Extracted records:
----
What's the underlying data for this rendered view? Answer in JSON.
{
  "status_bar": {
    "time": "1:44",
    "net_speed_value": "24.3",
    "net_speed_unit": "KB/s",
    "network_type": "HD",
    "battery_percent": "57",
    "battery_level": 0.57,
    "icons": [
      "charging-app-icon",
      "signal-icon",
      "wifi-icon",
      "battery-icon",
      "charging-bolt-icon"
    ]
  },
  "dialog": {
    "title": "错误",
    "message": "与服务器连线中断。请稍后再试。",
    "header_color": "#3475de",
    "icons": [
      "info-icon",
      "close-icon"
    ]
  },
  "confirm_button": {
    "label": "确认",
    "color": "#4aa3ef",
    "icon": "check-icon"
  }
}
----
Go through the entries and repeat each one exactly.

What's the underlying data for this rendered view? Answer in JSON.
{
  "status_bar": {
    "time": "1:44",
    "net_speed_value": "24.3",
    "net_speed_unit": "KB/s",
    "network_type": "HD",
    "battery_percent": "57",
    "battery_level": 0.57,
    "icons": [
      "charging-app-icon",
      "signal-icon",
      "wifi-icon",
      "battery-icon",
      "charging-bolt-icon"
    ]
  },
  "dialog": {
    "title": "错误",
    "message": "与服务器连线中断。请稍后再试。",
    "header_color": "#3475de",
    "icons": [
      "info-icon",
      "close-icon"
    ]
  },
  "confirm_button": {
    "label": "确认",
    "color": "#4aa3ef",
    "icon": "check-icon"
  }
}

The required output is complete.